• [Objective]: Look over the lines below. Report each one that includes the string "this".

___ Provided material

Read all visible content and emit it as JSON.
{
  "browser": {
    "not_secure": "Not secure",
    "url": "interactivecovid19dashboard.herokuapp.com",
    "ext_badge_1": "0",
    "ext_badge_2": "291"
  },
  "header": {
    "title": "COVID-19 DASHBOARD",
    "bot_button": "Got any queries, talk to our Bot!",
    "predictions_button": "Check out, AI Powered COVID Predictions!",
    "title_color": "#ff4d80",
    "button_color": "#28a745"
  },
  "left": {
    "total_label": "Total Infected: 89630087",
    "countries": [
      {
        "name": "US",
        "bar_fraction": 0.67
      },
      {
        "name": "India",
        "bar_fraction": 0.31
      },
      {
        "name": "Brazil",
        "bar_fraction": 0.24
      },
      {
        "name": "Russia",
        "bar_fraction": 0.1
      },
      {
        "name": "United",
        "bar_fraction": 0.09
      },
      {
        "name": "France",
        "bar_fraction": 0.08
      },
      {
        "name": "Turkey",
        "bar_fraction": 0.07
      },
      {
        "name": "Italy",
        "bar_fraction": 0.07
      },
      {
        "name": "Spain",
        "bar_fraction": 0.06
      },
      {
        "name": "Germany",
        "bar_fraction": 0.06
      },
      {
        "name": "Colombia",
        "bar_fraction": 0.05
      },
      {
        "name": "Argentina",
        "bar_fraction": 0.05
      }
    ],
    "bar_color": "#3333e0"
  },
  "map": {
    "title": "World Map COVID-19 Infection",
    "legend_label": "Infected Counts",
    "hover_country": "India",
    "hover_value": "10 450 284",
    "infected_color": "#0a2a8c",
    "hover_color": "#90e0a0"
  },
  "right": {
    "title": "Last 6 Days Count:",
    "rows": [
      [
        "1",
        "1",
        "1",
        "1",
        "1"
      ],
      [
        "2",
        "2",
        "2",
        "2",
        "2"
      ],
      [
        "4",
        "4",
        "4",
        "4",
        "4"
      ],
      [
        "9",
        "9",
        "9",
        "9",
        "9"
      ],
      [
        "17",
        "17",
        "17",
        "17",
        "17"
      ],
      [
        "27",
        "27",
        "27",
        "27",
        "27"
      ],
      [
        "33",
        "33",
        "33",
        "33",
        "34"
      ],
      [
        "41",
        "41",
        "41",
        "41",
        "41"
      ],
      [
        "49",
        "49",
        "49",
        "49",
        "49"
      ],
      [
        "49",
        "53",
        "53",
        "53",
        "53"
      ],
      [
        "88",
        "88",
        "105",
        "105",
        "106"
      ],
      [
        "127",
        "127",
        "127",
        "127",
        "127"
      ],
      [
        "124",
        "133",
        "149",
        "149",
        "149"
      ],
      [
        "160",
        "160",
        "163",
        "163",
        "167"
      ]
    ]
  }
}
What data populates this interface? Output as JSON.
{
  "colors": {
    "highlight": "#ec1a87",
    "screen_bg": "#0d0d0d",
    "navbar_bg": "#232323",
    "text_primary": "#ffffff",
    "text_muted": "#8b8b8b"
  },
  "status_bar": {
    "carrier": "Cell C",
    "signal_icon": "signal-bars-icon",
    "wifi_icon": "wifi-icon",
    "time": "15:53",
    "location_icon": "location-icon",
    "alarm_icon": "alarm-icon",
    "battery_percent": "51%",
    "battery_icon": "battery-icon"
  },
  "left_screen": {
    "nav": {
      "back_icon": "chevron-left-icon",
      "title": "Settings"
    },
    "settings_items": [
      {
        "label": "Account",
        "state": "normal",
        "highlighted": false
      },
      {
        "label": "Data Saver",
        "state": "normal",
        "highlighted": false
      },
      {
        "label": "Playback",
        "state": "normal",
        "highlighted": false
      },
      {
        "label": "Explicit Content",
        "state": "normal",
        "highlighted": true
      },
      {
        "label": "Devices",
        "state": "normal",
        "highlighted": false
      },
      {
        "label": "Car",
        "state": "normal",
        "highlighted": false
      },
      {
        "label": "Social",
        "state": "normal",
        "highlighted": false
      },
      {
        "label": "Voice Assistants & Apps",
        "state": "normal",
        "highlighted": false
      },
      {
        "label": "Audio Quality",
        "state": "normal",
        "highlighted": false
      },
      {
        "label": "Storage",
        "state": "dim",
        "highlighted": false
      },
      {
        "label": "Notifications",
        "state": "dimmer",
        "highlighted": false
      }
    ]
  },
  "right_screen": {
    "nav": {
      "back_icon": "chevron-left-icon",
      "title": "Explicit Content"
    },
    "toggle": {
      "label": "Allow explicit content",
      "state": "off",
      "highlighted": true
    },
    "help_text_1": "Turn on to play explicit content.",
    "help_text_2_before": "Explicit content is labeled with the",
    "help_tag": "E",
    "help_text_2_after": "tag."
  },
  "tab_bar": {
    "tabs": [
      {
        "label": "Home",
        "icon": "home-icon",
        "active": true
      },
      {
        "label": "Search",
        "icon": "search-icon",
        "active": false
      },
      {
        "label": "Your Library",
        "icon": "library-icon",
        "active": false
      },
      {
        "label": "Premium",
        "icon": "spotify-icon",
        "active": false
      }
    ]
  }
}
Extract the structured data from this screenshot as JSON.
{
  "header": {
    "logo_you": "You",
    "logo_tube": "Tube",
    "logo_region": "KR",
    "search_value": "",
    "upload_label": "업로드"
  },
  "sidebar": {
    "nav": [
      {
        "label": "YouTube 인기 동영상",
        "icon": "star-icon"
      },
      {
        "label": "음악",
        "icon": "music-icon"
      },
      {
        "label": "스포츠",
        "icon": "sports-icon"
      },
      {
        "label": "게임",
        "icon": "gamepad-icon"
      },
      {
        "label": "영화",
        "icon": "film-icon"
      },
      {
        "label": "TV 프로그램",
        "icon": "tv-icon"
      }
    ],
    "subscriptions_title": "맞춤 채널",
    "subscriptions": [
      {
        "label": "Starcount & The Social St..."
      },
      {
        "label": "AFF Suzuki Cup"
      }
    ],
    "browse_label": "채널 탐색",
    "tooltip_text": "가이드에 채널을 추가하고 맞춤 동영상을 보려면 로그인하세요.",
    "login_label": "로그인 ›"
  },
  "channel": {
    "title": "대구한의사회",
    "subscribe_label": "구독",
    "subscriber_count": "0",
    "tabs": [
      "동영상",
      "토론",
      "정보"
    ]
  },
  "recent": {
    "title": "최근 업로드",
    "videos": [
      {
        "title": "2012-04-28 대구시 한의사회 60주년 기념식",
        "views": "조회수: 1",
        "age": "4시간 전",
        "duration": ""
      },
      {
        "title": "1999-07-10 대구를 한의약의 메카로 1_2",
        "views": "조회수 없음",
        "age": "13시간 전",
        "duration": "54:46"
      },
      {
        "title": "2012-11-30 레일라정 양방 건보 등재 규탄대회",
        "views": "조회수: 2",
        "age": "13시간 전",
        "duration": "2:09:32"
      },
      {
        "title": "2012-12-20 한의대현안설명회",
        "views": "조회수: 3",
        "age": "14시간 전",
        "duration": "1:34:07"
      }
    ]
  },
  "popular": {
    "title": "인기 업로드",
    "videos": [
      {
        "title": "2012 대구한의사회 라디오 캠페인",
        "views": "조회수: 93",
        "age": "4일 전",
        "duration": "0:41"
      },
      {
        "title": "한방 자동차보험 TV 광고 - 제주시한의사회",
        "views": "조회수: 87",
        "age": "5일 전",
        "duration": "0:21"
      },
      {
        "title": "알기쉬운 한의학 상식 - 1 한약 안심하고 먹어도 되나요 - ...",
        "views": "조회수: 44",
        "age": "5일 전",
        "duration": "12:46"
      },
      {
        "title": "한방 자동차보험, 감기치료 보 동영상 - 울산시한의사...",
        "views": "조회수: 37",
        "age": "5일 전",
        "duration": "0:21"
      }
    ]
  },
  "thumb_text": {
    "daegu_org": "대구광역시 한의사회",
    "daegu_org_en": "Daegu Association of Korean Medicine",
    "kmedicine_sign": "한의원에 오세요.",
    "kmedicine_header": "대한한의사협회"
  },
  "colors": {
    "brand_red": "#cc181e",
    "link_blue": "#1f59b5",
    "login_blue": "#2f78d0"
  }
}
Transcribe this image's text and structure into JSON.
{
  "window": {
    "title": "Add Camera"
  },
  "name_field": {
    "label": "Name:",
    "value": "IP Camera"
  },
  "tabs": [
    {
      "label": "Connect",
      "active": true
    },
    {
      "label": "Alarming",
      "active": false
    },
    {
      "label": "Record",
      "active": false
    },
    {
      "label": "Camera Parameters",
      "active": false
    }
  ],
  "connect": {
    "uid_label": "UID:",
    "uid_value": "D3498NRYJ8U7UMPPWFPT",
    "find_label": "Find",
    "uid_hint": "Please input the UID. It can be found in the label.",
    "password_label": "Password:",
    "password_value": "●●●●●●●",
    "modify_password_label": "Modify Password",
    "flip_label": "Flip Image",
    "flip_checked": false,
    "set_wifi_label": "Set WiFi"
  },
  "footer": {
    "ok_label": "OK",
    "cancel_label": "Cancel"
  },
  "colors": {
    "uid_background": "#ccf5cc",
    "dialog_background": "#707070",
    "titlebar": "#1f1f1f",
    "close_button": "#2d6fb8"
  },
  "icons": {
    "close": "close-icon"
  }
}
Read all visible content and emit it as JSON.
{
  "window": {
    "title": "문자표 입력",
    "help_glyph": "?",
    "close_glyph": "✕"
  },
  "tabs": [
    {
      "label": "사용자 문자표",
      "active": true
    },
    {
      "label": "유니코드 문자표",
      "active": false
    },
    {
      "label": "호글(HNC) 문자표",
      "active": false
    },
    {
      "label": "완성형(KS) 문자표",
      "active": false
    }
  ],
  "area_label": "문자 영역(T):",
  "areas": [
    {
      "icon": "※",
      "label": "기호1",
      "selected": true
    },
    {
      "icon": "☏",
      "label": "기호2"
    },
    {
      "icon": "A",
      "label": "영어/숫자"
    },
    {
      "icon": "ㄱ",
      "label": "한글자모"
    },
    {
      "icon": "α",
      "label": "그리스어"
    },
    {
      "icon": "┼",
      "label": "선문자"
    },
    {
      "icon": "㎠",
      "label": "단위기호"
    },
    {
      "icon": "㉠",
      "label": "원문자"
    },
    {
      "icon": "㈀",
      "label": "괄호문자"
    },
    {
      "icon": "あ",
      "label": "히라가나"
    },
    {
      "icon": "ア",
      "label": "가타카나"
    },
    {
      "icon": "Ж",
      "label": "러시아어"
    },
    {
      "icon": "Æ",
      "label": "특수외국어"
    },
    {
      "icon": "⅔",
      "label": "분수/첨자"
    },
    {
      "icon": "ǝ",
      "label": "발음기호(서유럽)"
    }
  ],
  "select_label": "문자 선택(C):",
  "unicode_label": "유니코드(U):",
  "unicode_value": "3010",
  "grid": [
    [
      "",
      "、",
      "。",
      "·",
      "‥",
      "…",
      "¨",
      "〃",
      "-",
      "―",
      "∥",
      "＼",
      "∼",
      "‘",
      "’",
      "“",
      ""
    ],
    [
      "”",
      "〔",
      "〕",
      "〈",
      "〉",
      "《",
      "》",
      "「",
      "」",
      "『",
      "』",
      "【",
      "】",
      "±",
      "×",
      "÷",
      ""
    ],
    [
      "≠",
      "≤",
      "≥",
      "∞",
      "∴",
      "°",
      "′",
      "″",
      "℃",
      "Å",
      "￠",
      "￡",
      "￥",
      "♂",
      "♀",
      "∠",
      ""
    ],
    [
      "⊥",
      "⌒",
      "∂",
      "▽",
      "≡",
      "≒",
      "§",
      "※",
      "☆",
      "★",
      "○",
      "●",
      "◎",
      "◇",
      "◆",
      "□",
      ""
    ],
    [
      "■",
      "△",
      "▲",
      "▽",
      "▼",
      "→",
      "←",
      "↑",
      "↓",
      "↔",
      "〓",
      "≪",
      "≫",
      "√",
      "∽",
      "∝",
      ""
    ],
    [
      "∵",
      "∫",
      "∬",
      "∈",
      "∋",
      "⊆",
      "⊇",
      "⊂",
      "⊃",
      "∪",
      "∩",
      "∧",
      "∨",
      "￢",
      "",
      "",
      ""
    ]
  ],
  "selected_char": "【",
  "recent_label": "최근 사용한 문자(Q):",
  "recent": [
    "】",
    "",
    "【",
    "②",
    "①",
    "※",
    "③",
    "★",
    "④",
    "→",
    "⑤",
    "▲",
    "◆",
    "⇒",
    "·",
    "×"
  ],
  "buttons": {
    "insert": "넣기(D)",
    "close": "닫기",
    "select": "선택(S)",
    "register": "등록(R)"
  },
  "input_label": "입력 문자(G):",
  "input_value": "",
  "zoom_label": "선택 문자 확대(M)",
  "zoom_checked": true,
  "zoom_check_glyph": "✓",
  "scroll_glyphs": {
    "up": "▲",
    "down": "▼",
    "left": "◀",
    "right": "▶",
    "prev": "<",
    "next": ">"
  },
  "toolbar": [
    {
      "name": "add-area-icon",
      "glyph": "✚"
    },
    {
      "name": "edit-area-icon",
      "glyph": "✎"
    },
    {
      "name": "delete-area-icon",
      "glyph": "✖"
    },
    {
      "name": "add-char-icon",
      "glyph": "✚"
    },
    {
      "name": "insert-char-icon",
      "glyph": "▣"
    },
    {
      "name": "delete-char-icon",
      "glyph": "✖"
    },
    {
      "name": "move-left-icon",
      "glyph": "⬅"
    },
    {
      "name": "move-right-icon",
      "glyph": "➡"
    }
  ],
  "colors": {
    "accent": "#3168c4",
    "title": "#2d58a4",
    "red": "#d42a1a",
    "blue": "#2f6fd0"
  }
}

______

• [Answer below]:
What data populates this interface? Output as JSON.
Extract the structured data from this screenshot as JSON.
Transcribe this image's text and structure into JSON.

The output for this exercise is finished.